◆ Work to do ◆
Count every line in the following entries where the word "Expanding" appears. Give the count alone.
* * * * * * * * *
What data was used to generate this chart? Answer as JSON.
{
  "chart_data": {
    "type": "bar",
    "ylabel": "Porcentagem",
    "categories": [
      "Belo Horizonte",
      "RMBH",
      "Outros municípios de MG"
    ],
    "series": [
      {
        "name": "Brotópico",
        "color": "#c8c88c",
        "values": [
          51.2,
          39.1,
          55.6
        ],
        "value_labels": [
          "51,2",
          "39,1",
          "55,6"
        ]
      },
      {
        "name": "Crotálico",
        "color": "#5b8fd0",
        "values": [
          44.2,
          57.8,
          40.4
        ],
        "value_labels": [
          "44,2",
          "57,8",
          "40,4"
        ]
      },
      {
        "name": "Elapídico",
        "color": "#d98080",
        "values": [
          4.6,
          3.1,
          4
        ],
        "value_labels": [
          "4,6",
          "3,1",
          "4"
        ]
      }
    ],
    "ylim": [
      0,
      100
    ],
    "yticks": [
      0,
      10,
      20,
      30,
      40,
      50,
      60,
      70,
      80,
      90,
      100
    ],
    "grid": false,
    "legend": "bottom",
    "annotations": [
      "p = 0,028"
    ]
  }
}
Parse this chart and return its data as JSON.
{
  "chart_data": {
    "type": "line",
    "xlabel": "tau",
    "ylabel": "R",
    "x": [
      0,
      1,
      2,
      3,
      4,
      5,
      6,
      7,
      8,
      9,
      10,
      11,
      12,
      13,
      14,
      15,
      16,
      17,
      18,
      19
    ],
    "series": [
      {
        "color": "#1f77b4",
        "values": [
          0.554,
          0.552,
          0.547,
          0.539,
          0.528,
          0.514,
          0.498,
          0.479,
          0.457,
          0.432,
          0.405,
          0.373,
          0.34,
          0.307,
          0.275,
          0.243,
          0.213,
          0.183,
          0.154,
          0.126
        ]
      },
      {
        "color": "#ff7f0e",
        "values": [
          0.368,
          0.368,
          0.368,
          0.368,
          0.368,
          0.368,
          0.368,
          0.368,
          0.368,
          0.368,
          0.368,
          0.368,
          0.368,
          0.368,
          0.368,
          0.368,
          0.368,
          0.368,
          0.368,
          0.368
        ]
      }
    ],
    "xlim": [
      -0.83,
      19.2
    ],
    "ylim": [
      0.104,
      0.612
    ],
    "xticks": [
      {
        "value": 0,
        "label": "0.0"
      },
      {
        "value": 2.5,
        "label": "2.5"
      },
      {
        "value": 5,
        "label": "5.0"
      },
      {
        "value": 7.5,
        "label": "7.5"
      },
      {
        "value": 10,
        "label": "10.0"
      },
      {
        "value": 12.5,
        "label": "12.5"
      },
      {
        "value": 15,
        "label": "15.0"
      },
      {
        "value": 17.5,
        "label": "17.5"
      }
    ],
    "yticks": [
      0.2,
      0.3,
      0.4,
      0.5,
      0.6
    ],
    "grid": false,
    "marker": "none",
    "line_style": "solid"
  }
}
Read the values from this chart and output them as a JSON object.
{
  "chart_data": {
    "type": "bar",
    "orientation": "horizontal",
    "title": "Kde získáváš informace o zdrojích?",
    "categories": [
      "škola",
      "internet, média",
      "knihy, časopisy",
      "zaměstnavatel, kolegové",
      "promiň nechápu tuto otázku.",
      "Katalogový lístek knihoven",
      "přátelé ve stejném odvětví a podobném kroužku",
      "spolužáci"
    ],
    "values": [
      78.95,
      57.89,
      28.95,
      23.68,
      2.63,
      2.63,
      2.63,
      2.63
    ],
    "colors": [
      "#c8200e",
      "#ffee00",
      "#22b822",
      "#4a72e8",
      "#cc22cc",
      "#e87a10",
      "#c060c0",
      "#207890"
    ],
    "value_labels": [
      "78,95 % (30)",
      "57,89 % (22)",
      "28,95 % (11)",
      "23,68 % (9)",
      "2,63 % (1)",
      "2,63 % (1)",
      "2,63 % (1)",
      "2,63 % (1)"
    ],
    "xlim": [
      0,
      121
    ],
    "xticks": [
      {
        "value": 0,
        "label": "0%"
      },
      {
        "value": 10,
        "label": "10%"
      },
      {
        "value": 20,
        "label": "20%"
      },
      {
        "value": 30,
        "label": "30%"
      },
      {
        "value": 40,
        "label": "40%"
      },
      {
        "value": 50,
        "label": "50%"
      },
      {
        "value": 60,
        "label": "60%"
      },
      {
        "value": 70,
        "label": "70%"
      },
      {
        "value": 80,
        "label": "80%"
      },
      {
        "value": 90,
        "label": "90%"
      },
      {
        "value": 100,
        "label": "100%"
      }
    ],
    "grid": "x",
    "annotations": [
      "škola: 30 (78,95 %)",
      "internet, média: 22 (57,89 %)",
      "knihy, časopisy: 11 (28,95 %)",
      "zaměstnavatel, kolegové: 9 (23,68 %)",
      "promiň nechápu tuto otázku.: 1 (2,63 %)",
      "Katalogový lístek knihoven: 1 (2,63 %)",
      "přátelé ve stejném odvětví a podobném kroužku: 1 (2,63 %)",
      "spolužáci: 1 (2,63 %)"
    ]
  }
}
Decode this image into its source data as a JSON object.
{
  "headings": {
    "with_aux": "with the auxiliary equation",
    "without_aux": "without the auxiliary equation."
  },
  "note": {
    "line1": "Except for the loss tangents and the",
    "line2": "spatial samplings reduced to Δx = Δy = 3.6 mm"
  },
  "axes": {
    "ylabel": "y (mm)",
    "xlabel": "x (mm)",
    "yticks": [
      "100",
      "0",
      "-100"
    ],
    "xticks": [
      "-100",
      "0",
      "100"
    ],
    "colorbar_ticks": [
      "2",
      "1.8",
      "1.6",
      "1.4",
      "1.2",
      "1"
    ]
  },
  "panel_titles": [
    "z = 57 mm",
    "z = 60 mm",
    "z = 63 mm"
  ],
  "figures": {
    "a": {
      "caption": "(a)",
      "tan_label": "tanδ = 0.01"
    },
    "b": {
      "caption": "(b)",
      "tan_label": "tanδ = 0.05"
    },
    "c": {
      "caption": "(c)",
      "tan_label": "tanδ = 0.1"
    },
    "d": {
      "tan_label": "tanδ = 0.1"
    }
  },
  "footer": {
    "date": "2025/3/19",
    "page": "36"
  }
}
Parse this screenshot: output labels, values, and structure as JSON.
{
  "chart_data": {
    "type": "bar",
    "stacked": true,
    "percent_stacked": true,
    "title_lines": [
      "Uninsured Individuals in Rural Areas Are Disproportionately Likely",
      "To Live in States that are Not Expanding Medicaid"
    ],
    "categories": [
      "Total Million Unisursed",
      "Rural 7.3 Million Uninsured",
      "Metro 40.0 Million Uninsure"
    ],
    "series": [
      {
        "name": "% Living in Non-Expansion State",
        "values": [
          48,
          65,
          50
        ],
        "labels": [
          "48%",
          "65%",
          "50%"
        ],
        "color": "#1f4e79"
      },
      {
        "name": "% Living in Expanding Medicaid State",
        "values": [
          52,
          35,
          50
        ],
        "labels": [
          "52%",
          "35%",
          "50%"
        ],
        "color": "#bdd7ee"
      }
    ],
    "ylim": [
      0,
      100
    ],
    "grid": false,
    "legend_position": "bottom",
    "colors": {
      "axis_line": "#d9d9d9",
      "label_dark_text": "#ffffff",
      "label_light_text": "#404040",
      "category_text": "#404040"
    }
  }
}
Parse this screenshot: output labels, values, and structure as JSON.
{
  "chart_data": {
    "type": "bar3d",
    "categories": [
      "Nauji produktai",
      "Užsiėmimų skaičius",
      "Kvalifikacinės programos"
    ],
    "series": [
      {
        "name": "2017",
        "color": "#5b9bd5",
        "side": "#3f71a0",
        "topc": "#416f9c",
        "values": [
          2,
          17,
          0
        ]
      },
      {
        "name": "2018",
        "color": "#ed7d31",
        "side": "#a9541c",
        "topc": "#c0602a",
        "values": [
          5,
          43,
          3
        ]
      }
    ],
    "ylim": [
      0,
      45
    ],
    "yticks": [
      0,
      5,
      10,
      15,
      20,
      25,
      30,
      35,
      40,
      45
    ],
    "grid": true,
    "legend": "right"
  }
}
* * * * * * * * *
◆ Answer below ◆
2